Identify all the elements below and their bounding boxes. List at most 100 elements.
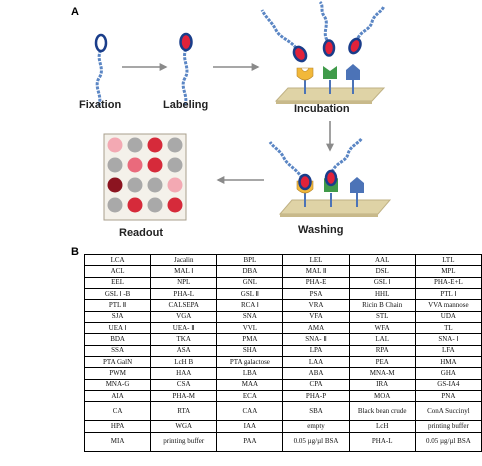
table-cell: PHA-L xyxy=(150,288,218,301)
table-cell: ABA xyxy=(282,367,350,380)
readout-spot xyxy=(147,137,163,153)
table-cell: LPA xyxy=(282,344,350,358)
readout-spot xyxy=(167,137,183,153)
table-cell: LcH B xyxy=(150,356,218,369)
table-cell: empty xyxy=(282,420,350,433)
table-cell: MNA-M xyxy=(348,367,416,380)
table-cell: DSL xyxy=(348,265,416,278)
table-row: AIA PHA-M ECA PHA-P MOA PNA xyxy=(83,390,482,403)
table-row: UEA Ⅰ UEA- Ⅱ VVL AMA WFA TL xyxy=(83,322,482,335)
table-cell: MOA xyxy=(348,390,416,403)
table-cell: LEL xyxy=(282,253,350,267)
readout-spot xyxy=(107,157,123,173)
incubation-lectins xyxy=(296,64,360,94)
washing-slide xyxy=(278,199,392,217)
table-cell: RCA Ⅰ xyxy=(216,299,284,312)
labeling-bacterium xyxy=(179,32,193,108)
table-cell: Ricin B Chain xyxy=(348,299,416,312)
readout-spot xyxy=(147,177,163,193)
readout-spot xyxy=(147,157,163,173)
table-cell: PSA xyxy=(282,288,350,301)
table-cell: PTL Ⅱ xyxy=(83,299,152,312)
table-cell: EEL xyxy=(83,276,152,290)
table-cell: GNL xyxy=(216,276,284,290)
table-cell: RPA xyxy=(348,344,416,358)
table-cell: ASA xyxy=(150,344,218,358)
table-cell: UEA- Ⅱ xyxy=(150,322,218,335)
table-cell: TL xyxy=(414,322,482,335)
table-cell: RTA xyxy=(150,401,218,422)
readout-spot xyxy=(107,137,123,153)
table-cell: MAL Ⅱ xyxy=(282,265,350,278)
table-row: BDA TKA PMA SNA- Ⅱ LAL SNA- Ⅰ xyxy=(83,333,482,346)
table-cell: SNA- Ⅱ xyxy=(282,333,350,346)
table-cell: printing buffer xyxy=(150,431,218,452)
table-row: PTA GalN LcH B PTA galactose LAA PEA HMA xyxy=(83,356,482,369)
table-cell: DBA xyxy=(216,265,284,278)
readout-spot xyxy=(167,157,183,173)
table-cell: 0.05 µg/µl BSA xyxy=(414,431,482,452)
table-cell: PTA galactose xyxy=(216,356,284,369)
table-row: LCA Jacalin BPL LEL AAL LTL xyxy=(83,253,482,267)
table-cell: Jacalin xyxy=(150,253,218,267)
table-cell: MNA-G xyxy=(83,378,152,392)
table-cell: MAA xyxy=(216,378,284,392)
table-cell: MIA xyxy=(83,431,152,452)
table-cell: PHA-E+L xyxy=(414,276,482,290)
lectin-table: LCA Jacalin BPL LEL AAL LTL ACL MAL Ⅰ DBA MAL Ⅱ DS… xyxy=(83,253,482,452)
table-cell: LAA xyxy=(282,356,350,369)
table-cell: Black bean crude xyxy=(348,401,416,422)
table-cell: PTA GalN xyxy=(83,356,152,369)
table-cell: CALSEPA xyxy=(150,299,218,312)
table-cell: PMA xyxy=(216,333,284,346)
table-cell: SJA xyxy=(83,310,152,324)
table-cell: WGA xyxy=(150,420,218,433)
table-cell: CPA xyxy=(282,378,350,392)
table-cell: LTL xyxy=(414,253,482,267)
table-cell: LFA xyxy=(414,344,482,358)
table-row: GSL Ⅰ -B PHA-L GSL Ⅱ PSA HHL PTL Ⅰ xyxy=(83,288,482,301)
table-cell: IAA xyxy=(216,420,284,433)
table-cell: printing buffer xyxy=(414,420,482,433)
table-cell: SBA xyxy=(282,401,350,422)
table-cell: LCA xyxy=(83,253,152,267)
readout-spot xyxy=(127,177,143,193)
table-cell: VRA xyxy=(282,299,350,312)
readout-spot xyxy=(127,157,143,173)
table-cell: ConA Succinyl xyxy=(414,401,482,422)
table-row: CA RTA CAA SBA Black bean crude ConA Succinyl xyxy=(83,401,482,422)
table-cell: PEA xyxy=(348,356,416,369)
table-cell: GSL Ⅰ -B xyxy=(83,288,152,301)
table-cell: VGA xyxy=(150,310,218,324)
readout-spot xyxy=(127,137,143,153)
readout-array xyxy=(103,133,187,221)
table-cell: SHA xyxy=(216,344,284,358)
table-cell: BPL xyxy=(216,253,284,267)
table-cell: AAL xyxy=(348,253,416,267)
incubation-slide xyxy=(274,87,386,104)
table-cell: VFA xyxy=(282,310,350,324)
table-cell: PWM xyxy=(83,367,152,380)
labeling-label: Labeling xyxy=(163,99,209,111)
table-cell: PAA xyxy=(216,431,284,452)
readout-spot xyxy=(167,177,183,193)
table-row: PTL Ⅱ CALSEPA RCA Ⅰ VRA Ricin B Chain VVA man… xyxy=(83,299,482,312)
readout-spot xyxy=(107,197,123,213)
fixation-bacterium xyxy=(94,33,108,108)
panel-b-label: B xyxy=(71,246,79,258)
table-cell: HHL xyxy=(348,288,416,301)
table-row: MNA-G CSA MAA CPA IRA GS-IA4 xyxy=(83,378,482,392)
table-cell: PHA-M xyxy=(150,390,218,403)
panel-a-label: A xyxy=(71,6,79,18)
table-cell: UEA Ⅰ xyxy=(83,322,152,335)
table-cell: CSA xyxy=(150,378,218,392)
readout-label: Readout xyxy=(119,227,163,239)
table-cell: MAL Ⅰ xyxy=(150,265,218,278)
table-row: EEL NPL GNL PHA-E GSL Ⅰ PHA-E+L xyxy=(83,276,482,290)
table-cell: IRA xyxy=(348,378,416,392)
table-cell: PHA-E xyxy=(282,276,350,290)
table-cell: HMA xyxy=(414,356,482,369)
table-cell: ACL xyxy=(83,265,152,278)
table-cell: VVL xyxy=(216,322,284,335)
readout-spot xyxy=(167,197,183,213)
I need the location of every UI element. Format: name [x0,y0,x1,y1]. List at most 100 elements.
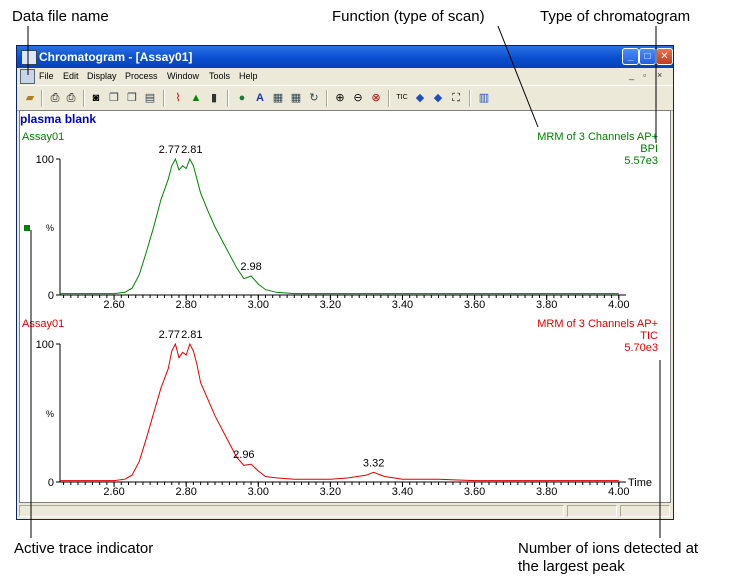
bar-spectrum-icon[interactable]: ▮ [210,92,218,104]
trace2-file-name: Assay01 [22,318,65,330]
refresh-icon[interactable]: ↻ [309,92,319,104]
print-preview-icon[interactable]: ⎙ [50,92,60,104]
x-tick-label: 3.80 [536,299,557,311]
trace1-intensity: 5.57e3 [624,155,658,167]
x-tick-label: 2.60 [103,299,124,311]
y-tick-label: 0 [48,290,54,302]
arrow-left-icon[interactable]: ◆ [415,92,425,104]
copy-icon[interactable]: ❐ [109,92,119,104]
menu-process[interactable]: Process [125,71,158,81]
toolbar-separator [469,90,471,107]
peak-label: 2.77 [159,144,180,156]
trace1-function: MRM of 3 Channels AP+ [537,131,658,143]
maximize-button[interactable]: □ [639,48,656,65]
camera-icon[interactable]: ◙ [92,92,100,104]
x-tick-label: 3.40 [392,486,413,498]
fit-icon[interactable]: ⛶ [452,92,460,104]
zoom-reset-icon[interactable]: ⊗ [371,92,381,104]
menu-window[interactable]: Window [167,71,200,81]
toolbar-separator [41,90,43,107]
x-tick-label: 3.60 [464,299,485,311]
sample-name: plasma blank [20,112,97,126]
toolbar-separator [83,90,85,107]
y-tick-label: 100 [36,339,54,351]
menu-tools[interactable]: Tools [209,71,231,81]
print-icon[interactable]: ⎙ [66,92,76,104]
peak-label: 2.81 [181,329,202,341]
x-tick-label: 4.00 [608,486,629,498]
trace-line [60,342,619,482]
chromatogram-window: Chromatogram - [Assay01] _ □ ✕ File Edit… [16,45,674,520]
trace1-type: BPI [640,143,658,155]
zoom-in-icon[interactable]: ⊕ [335,92,345,104]
menu-file[interactable]: File [39,71,54,81]
status-pane-1 [567,505,617,517]
globe-icon[interactable]: ● [238,92,246,104]
annotation-data-file-name: Data file name [12,8,109,25]
minimize-button[interactable]: _ [622,48,639,65]
x-tick-label: 4.00 [608,299,629,311]
trace1-file-name: Assay01 [22,131,65,143]
open-icon[interactable]: ▰ [25,92,35,104]
mdi-close-icon[interactable]: × [657,70,663,80]
toolbar-separator [388,90,390,107]
peak-label: 3.32 [363,457,384,469]
tic-icon[interactable]: TIC [396,94,408,101]
trace-line [60,157,619,295]
x-tick-label: 3.20 [320,486,341,498]
annotation-ions-line1: Number of ions detected at [518,540,699,557]
annotation-function: Function (type of scan) [332,8,485,25]
toolbar-separator [227,90,229,107]
paste-icon[interactable]: ❐ [127,92,137,104]
mdi-restore-icon[interactable]: ▫ [643,70,647,80]
trace2-type: TIC [640,330,658,342]
y-tick-label: 100 [36,154,54,166]
toolbar: ▰ ⎙ ⎙ ◙ ❐ ❐ ▤ ⌇ ▲ ▮ ● A ▦ ▦ ↻ ⊕ ⊖ ⊗ TIC … [17,85,673,111]
arrow-right-icon[interactable]: ◆ [433,92,443,104]
menu-bar: File Edit Display Process Window Tools H… [17,68,673,84]
toolbar-separator [163,90,165,107]
mdi-minimize-icon[interactable]: _ [629,70,635,80]
trace2-function: MRM of 3 Channels AP+ [537,318,658,330]
x-tick-label: 3.20 [320,299,341,311]
status-pane-main [19,505,564,517]
x-tick-label: 2.60 [103,486,124,498]
chromatogram-view[interactable]: plasma blank Assay01 MRM of 3 Channels A… [19,110,671,503]
peak-label: 2.96 [233,449,254,461]
x-tick-label: 3.00 [248,486,269,498]
menu-edit[interactable]: Edit [63,71,79,81]
tile-icon[interactable]: ▦ [290,92,302,104]
chromatogram-icon[interactable]: ⌇ [175,92,181,104]
text-icon[interactable]: A [256,92,264,104]
x-tick-label: 3.00 [248,299,269,311]
x-axis-label: Time [628,477,652,489]
list-icon[interactable]: ▥ [478,92,490,104]
window-title: Chromatogram - [Assay01] [39,50,193,64]
y-tick-label: 0 [48,477,54,489]
chromatogram-plot[interactable]: 100 0% 2.60 2.80 3.00 3.20 3.40 3.60 3.80 4.00 2.7… [20,111,670,502]
menu-help[interactable]: Help [239,71,258,81]
title-bar[interactable]: Chromatogram - [Assay01] _ □ ✕ [17,46,673,68]
x-tick-label: 2.80 [175,486,196,498]
document-icon[interactable] [20,69,35,84]
status-pane-2 [620,505,670,517]
zoom-out-icon[interactable]: ⊖ [353,92,363,104]
annotation-active-trace: Active trace indicator [14,540,154,557]
peak-label: 2.98 [240,261,261,273]
layout-icon[interactable]: ▦ [272,92,284,104]
annotation-chromatogram-type: Type of chromatogram [540,8,691,25]
x-tick-label: 2.80 [175,299,196,311]
status-bar [17,503,673,519]
x-tick-label: 3.60 [464,486,485,498]
menu-display[interactable]: Display [87,71,117,81]
toolbar-separator [326,90,328,107]
peak-label: 2.81 [181,144,202,156]
app-icon[interactable] [21,50,37,65]
peaks-icon[interactable]: ▲ [190,92,202,104]
y-axis-mark: % [46,409,54,419]
x-tick-label: 3.80 [536,486,557,498]
y-axis-mark: % [46,223,54,233]
close-button[interactable]: ✕ [656,48,673,65]
trace2-intensity: 5.70e3 [624,342,658,354]
clipboard-icon[interactable]: ▤ [144,92,156,104]
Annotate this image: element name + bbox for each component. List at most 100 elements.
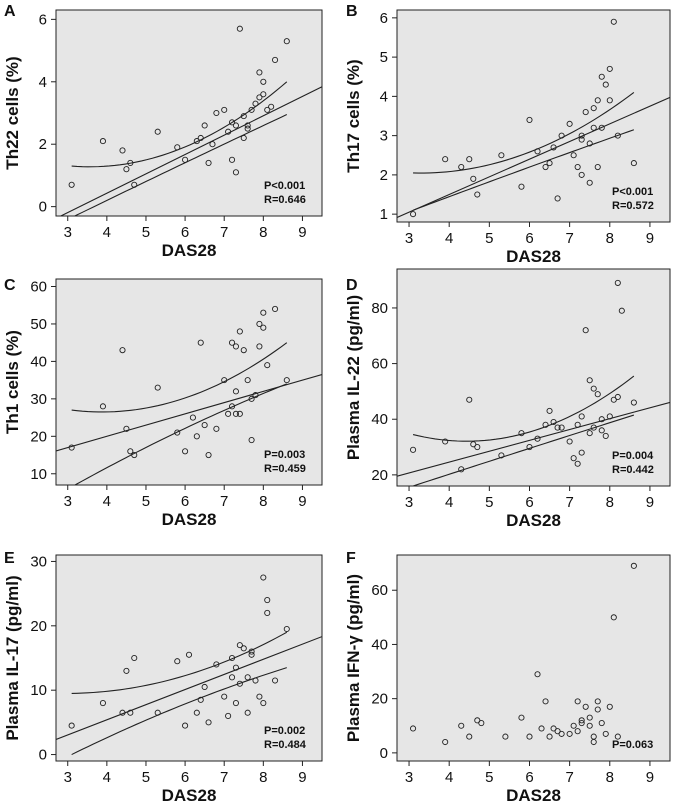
┄┄┄┄┄┄┄┄┄┄
The reply should be nothing but the number of lines in the entries that include "Display".

## Output below:
2